Exercise instructions >> Copy every record below exactly as written, but leave out the pictures.
:::
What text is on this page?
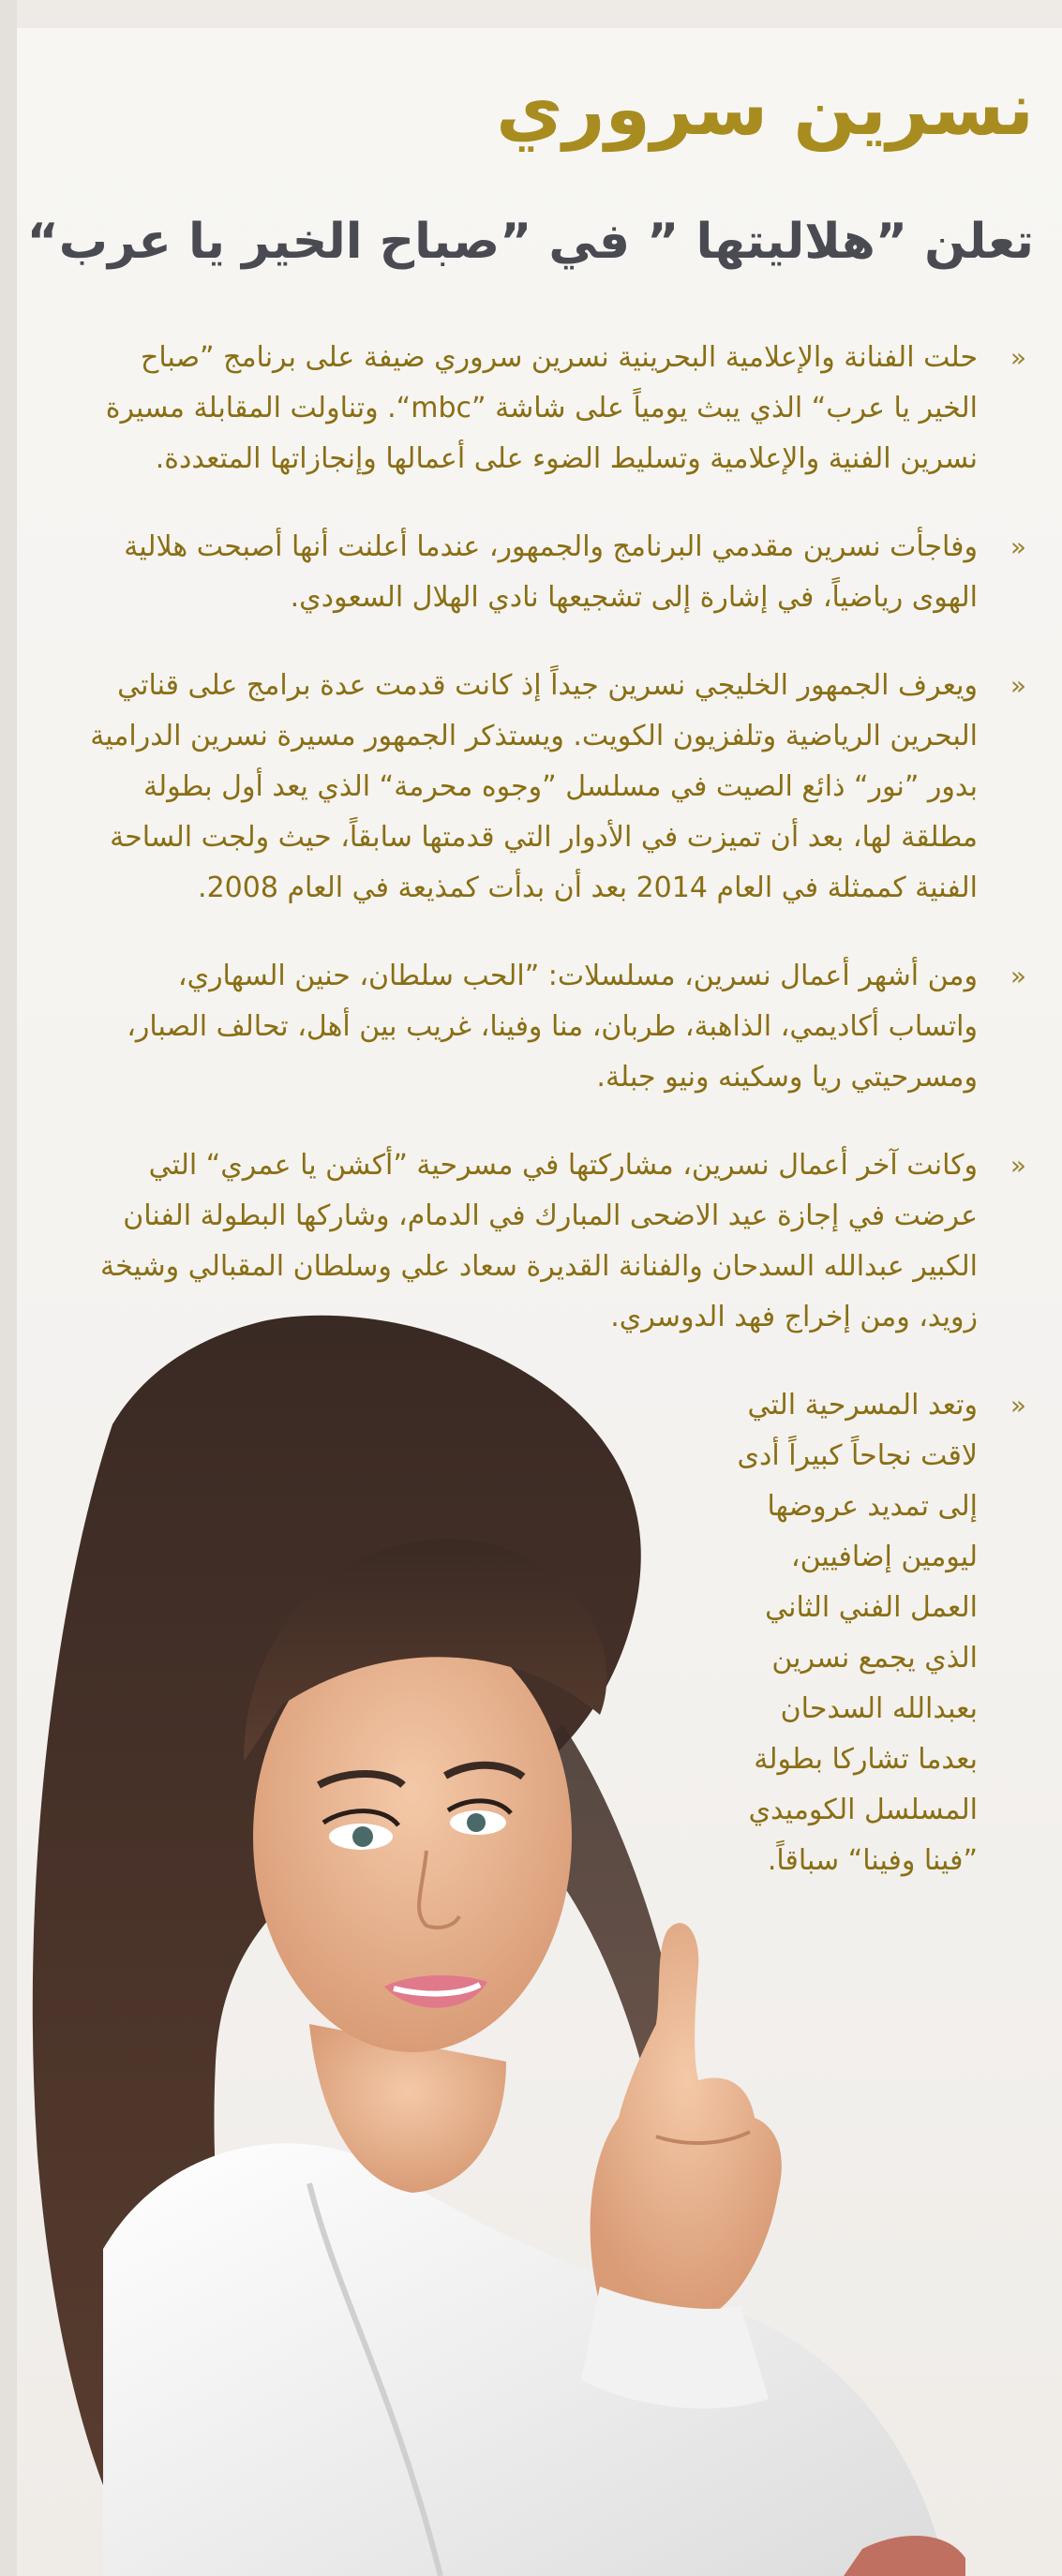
نسرين سروري
تعلن ”هلاليتها ” في ”صباح الخير يا عرب“
«
حلت الفنانة والإعلامية البحرينية نسرين سروري ضيفة على برنامج ”صباح الخير يا عرب“ الذي يبث يومياً على شاشة ”mbc“. وتناولت المقابلة مسيرة نسرين الفنية والإعلامية وتسليط الضوء على أعمالها وإنجازاتها المتعددة.
«
وفاجأت نسرين مقدمي البرنامج والجمهور، عندما أعلنت أنها أصبحت هلالية الهوى رياضياً، في إشارة إلى تشجيعها نادي الهلال السعودي.
«
ويعرف الجمهور الخليجي نسرين جيداً إذ كانت قدمت عدة برامج على قناتي البحرين الرياضية وتلفزيون الكويت. ويستذكر الجمهور مسيرة نسرين الدرامية بدور ”نور“ ذائع الصيت في مسلسل ”وجوه محرمة“ الذي يعد أول بطولة مطلقة لها، بعد أن تميزت في الأدوار التي قدمتها سابقاً، حيث ولجت الساحة الفنية كممثلة في العام 2014 بعد أن بدأت كمذيعة في العام 2008.
«
ومن أشهر أعمال نسرين، مسلسلات: ”الحب سلطان، حنين السهاري، واتساب أكاديمي، الذاهبة، طربان، منا وفينا، غريب بين أهل، تحالف الصبار، ومسرحيتي ريا وسكينه ونيو جبلة.
«
وكانت آخر أعمال نسرين، مشاركتها في مسرحية ”أكشن يا عمري“ التي عرضت في إجازة عيد الاضحى المبارك في الدمام، وشاركها البطولة الفنان الكبير عبدالله السدحان والفنانة القديرة سعاد علي وسلطان المقبالي وشيخة زويد، ومن إخراج فهد الدوسري.
«
وتعد المسرحية التي لاقت نجاحاً كبيراً أدى إلى تمديد عروضها ليومين إضافيين، العمل الفني الثاني الذي يجمع نسرين بعبدالله السدحان بعدما تشاركا بطولة المسلسل الكوميدي ”فينا وفينا“ سباقاً.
:::
Answer to the problem >>
What text is on this page?
نسرين سروري
تعلن ”هلاليتها ” في ”صباح الخير يا عرب“
«
حلت الفنانة والإعلامية البحرينية نسرين سروري ضيفة على برنامج ”صباح الخير يا عرب“ الذي يبث يومياً على شاشة ”mbc“. وتناولت المقابلة مسيرة نسرين الفنية والإعلامية وتسليط الضوء على أعمالها وإنجازاتها المتعددة.
«
وفاجأت نسرين مقدمي البرنامج والجمهور، عندما أعلنت أنها أصبحت هلالية الهوى رياضياً، في إشارة إلى تشجيعها نادي الهلال السعودي.
«
ويعرف الجمهور الخليجي نسرين جيداً إذ كانت قدمت عدة برامج على قناتي البحرين الرياضية وتلفزيون الكويت. ويستذكر الجمهور مسيرة نسرين الدرامية بدور ”نور“ ذائع الصيت في مسلسل ”وجوه محرمة“ الذي يعد أول بطولة مطلقة لها، بعد أن تميزت في الأدوار التي قدمتها سابقاً، حيث ولجت الساحة الفنية كممثلة في العام 2014 بعد أن بدأت كمذيعة في العام 2008.
«
ومن أشهر أعمال نسرين، مسلسلات: ”الحب سلطان، حنين السهاري، واتساب أكاديمي، الذاهبة، طربان، منا وفينا، غريب بين أهل، تحالف الصبار، ومسرحيتي ريا وسكينه ونيو جبلة.
«
وكانت آخر أعمال نسرين، مشاركتها في مسرحية ”أكشن يا عمري“ التي عرضت في إجازة عيد الاضحى المبارك في الدمام، وشاركها البطولة الفنان الكبير عبدالله السدحان والفنانة القديرة سعاد علي وسلطان المقبالي وشيخة زويد، ومن إخراج فهد الدوسري.
«
وتعد المسرحية التي لاقت نجاحاً كبيراً أدى إلى تمديد عروضها ليومين إضافيين، العمل الفني الثاني الذي يجمع نسرين بعبدالله السدحان بعدما تشاركا بطولة المسلسل الكوميدي ”فينا وفينا“ سباقاً.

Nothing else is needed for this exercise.